WRITTEN EXERCISE →
Copy the listing below line for line without changing anything, and leave out the pictures.
** Start ROWS **
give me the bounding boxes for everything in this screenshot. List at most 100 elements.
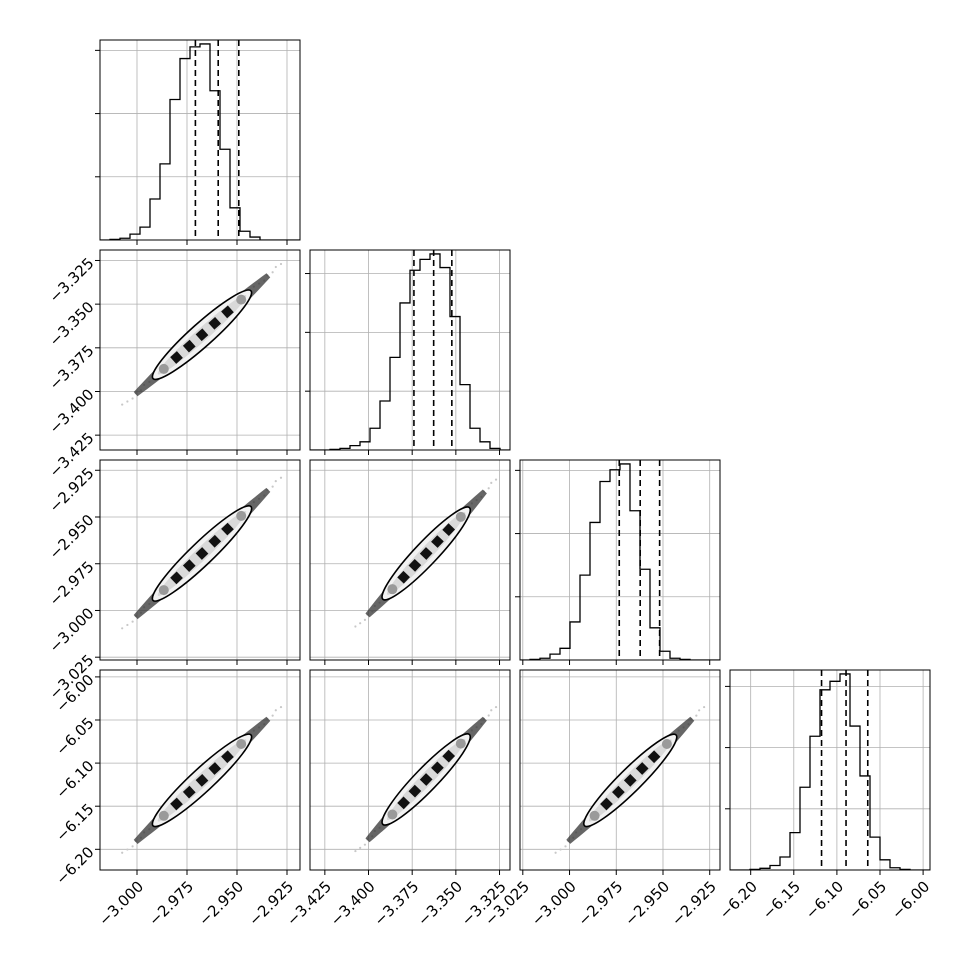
density-square — [431, 761, 444, 775]
sample-point — [494, 478, 498, 481]
sample-point — [490, 709, 493, 712]
density-square — [208, 316, 222, 330]
x-tick-label: −6.00 — [888, 878, 933, 923]
histogram-panel-2 — [310, 250, 510, 450]
sample-point — [359, 622, 362, 625]
x-tick-label: −2.925 — [668, 878, 720, 930]
histogram-line — [520, 463, 720, 660]
sample-point — [490, 481, 493, 485]
scatter-panel-4-2 — [310, 670, 510, 870]
density-square — [221, 522, 234, 536]
panel-frame — [729, 669, 931, 871]
sample-point — [703, 705, 706, 709]
panel-frame — [99, 669, 301, 871]
density-square — [612, 785, 625, 799]
sample-point — [121, 627, 124, 630]
sample-point — [559, 848, 562, 851]
sample-point — [271, 714, 274, 717]
histogram-panel-4 — [730, 670, 930, 870]
density-square — [419, 773, 433, 786]
scatter-panel-3-2 — [310, 460, 510, 660]
contour-marker — [236, 294, 247, 305]
contour-marker — [158, 585, 169, 596]
scatter-panel-4-1 — [100, 670, 300, 870]
density-square — [182, 339, 196, 353]
x-tick-label: −3.375 — [370, 878, 422, 930]
scatter-panel-4-3 — [520, 670, 720, 870]
y-tick-label: −6.10 — [52, 757, 97, 802]
histogram-line — [310, 253, 510, 450]
sample-point — [363, 618, 367, 622]
density-square — [221, 750, 234, 764]
sample-point — [131, 397, 134, 400]
sample-point — [271, 271, 274, 274]
sample-point — [121, 403, 124, 406]
panel-frame — [99, 249, 301, 451]
density-square — [397, 796, 410, 810]
panel-frame — [519, 669, 721, 871]
y-tick-label: −3.375 — [46, 342, 98, 394]
contour-marker — [236, 510, 247, 521]
x-tick-label: −6.15 — [759, 878, 804, 923]
panel-frame — [309, 249, 511, 451]
density-square — [442, 523, 456, 537]
histogram-line — [100, 43, 300, 240]
x-tick-label: −3.400 — [327, 878, 379, 930]
sample-point — [126, 848, 129, 851]
sample-point — [126, 623, 129, 627]
histogram-panel-1 — [100, 40, 300, 240]
density-square — [221, 305, 234, 319]
contour-marker — [589, 810, 600, 821]
y-tick-label: −3.000 — [46, 604, 98, 656]
sample-point — [487, 714, 490, 717]
panel-frame — [519, 459, 721, 661]
density-square — [408, 784, 422, 798]
contour-marker — [387, 584, 398, 595]
sample-point — [354, 625, 357, 628]
sample-point — [564, 845, 567, 848]
sample-point — [279, 262, 283, 266]
x-tick-label: −3.000 — [95, 878, 147, 930]
contour-marker — [158, 810, 169, 821]
y-tick-label: −3.325 — [46, 254, 98, 306]
y-tick-label: −2.950 — [46, 511, 98, 563]
x-tick-label: −6.20 — [716, 878, 761, 923]
y-tick-label: −6.15 — [52, 800, 97, 845]
density-square — [195, 328, 209, 342]
panel-frame — [99, 459, 301, 661]
x-tick-label: −3.350 — [414, 878, 466, 930]
density-square — [431, 535, 444, 548]
sample-point — [354, 849, 357, 853]
y-tick-label: −2.975 — [46, 558, 98, 610]
x-tick-label: −2.950 — [621, 878, 673, 930]
sample-point — [279, 705, 283, 709]
x-tick-label: −2.975 — [145, 878, 197, 930]
sample-point — [274, 479, 277, 483]
x-tick-label: −6.10 — [802, 878, 847, 923]
sample-point — [121, 851, 124, 854]
y-tick-label: −3.350 — [46, 298, 98, 350]
sample-point — [274, 709, 277, 712]
density-square — [182, 785, 196, 799]
contour-marker — [455, 511, 466, 522]
x-tick-label: −3.000 — [528, 878, 580, 930]
contour-marker — [387, 809, 398, 820]
y-tick-label: −6.05 — [52, 714, 97, 759]
scatter-panel-3-1 — [100, 460, 300, 660]
density-square — [397, 570, 410, 584]
x-tick-label: −2.975 — [575, 878, 627, 930]
sample-point — [363, 843, 367, 846]
density-square — [170, 797, 183, 811]
density-square — [623, 773, 637, 787]
contour-marker — [455, 738, 466, 749]
sample-point — [271, 485, 274, 488]
panel-frame — [309, 459, 511, 661]
density-square — [208, 762, 222, 775]
sample-point — [131, 845, 134, 848]
density-square — [170, 571, 183, 585]
sample-point — [698, 709, 701, 712]
x-tick-label: −2.950 — [195, 878, 247, 930]
sample-point — [126, 400, 129, 403]
histogram-line — [730, 673, 930, 870]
** End ROWS **
OUTPUT FOR THIS TASK →
give me the bounding boxes for everything in this screenshot. List at most 100 elements.
density-square — [431, 761, 444, 775]
sample-point — [494, 478, 498, 481]
sample-point — [490, 709, 493, 712]
density-square — [208, 316, 222, 330]
x-tick-label: −6.00 — [888, 878, 933, 923]
histogram-panel-2 — [310, 250, 510, 450]
sample-point — [359, 622, 362, 625]
x-tick-label: −2.925 — [668, 878, 720, 930]
histogram-line — [520, 463, 720, 660]
sample-point — [490, 481, 493, 485]
scatter-panel-4-2 — [310, 670, 510, 870]
density-square — [221, 522, 234, 536]
panel-frame — [729, 669, 931, 871]
sample-point — [703, 705, 706, 709]
panel-frame — [99, 669, 301, 871]
density-square — [612, 785, 625, 799]
sample-point — [121, 627, 124, 630]
sample-point — [559, 848, 562, 851]
sample-point — [271, 714, 274, 717]
histogram-panel-4 — [730, 670, 930, 870]
density-square — [419, 773, 433, 786]
scatter-panel-3-2 — [310, 460, 510, 660]
contour-marker — [236, 294, 247, 305]
contour-marker — [158, 585, 169, 596]
scatter-panel-4-1 — [100, 670, 300, 870]
density-square — [182, 339, 196, 353]
x-tick-label: −3.375 — [370, 878, 422, 930]
scatter-panel-4-3 — [520, 670, 720, 870]
y-tick-label: −6.10 — [52, 757, 97, 802]
histogram-line — [310, 253, 510, 450]
sample-point — [363, 618, 367, 622]
density-square — [221, 750, 234, 764]
sample-point — [131, 397, 134, 400]
sample-point — [271, 271, 274, 274]
sample-point — [121, 403, 124, 406]
panel-frame — [99, 249, 301, 451]
density-square — [397, 796, 410, 810]
panel-frame — [519, 669, 721, 871]
y-tick-label: −3.375 — [46, 342, 98, 394]
contour-marker — [236, 510, 247, 521]
x-tick-label: −6.15 — [759, 878, 804, 923]
panel-frame — [309, 249, 511, 451]
density-square — [442, 523, 456, 537]
histogram-line — [100, 43, 300, 240]
x-tick-label: −3.400 — [327, 878, 379, 930]
sample-point — [126, 848, 129, 851]
sample-point — [126, 623, 129, 627]
histogram-panel-1 — [100, 40, 300, 240]
density-square — [221, 305, 234, 319]
contour-marker — [589, 810, 600, 821]
y-tick-label: −3.000 — [46, 604, 98, 656]
sample-point — [487, 714, 490, 717]
panel-frame — [519, 459, 721, 661]
density-square — [408, 784, 422, 798]
contour-marker — [387, 584, 398, 595]
sample-point — [354, 625, 357, 628]
sample-point — [564, 845, 567, 848]
sample-point — [279, 262, 283, 266]
x-tick-label: −3.000 — [95, 878, 147, 930]
contour-marker — [158, 810, 169, 821]
y-tick-label: −3.325 — [46, 254, 98, 306]
y-tick-label: −2.950 — [46, 511, 98, 563]
x-tick-label: −6.20 — [716, 878, 761, 923]
y-tick-label: −6.15 — [52, 800, 97, 845]
density-square — [195, 328, 209, 342]
panel-frame — [99, 459, 301, 661]
x-tick-label: −3.350 — [414, 878, 466, 930]
density-square — [431, 535, 444, 548]
sample-point — [354, 849, 357, 853]
y-tick-label: −2.975 — [46, 558, 98, 610]
x-tick-label: −2.950 — [621, 878, 673, 930]
sample-point — [279, 705, 283, 709]
x-tick-label: −2.975 — [145, 878, 197, 930]
sample-point — [274, 479, 277, 483]
x-tick-label: −6.10 — [802, 878, 847, 923]
sample-point — [121, 851, 124, 854]
y-tick-label: −3.350 — [46, 298, 98, 350]
sample-point — [274, 709, 277, 712]
density-square — [182, 785, 196, 799]
contour-marker — [455, 511, 466, 522]
x-tick-label: −3.000 — [528, 878, 580, 930]
contour-marker — [387, 809, 398, 820]
y-tick-label: −6.05 — [52, 714, 97, 759]
scatter-panel-3-1 — [100, 460, 300, 660]
density-square — [397, 570, 410, 584]
x-tick-label: −2.975 — [575, 878, 627, 930]
sample-point — [363, 843, 367, 846]
density-square — [170, 797, 183, 811]
density-square — [623, 773, 637, 787]
contour-marker — [455, 738, 466, 749]
sample-point — [271, 485, 274, 488]
panel-frame — [309, 459, 511, 661]
density-square — [208, 762, 222, 775]
sample-point — [131, 845, 134, 848]
density-square — [170, 571, 183, 585]
sample-point — [698, 709, 701, 712]
x-tick-label: −2.950 — [195, 878, 247, 930]
sample-point — [126, 400, 129, 403]
histogram-line — [730, 673, 930, 870]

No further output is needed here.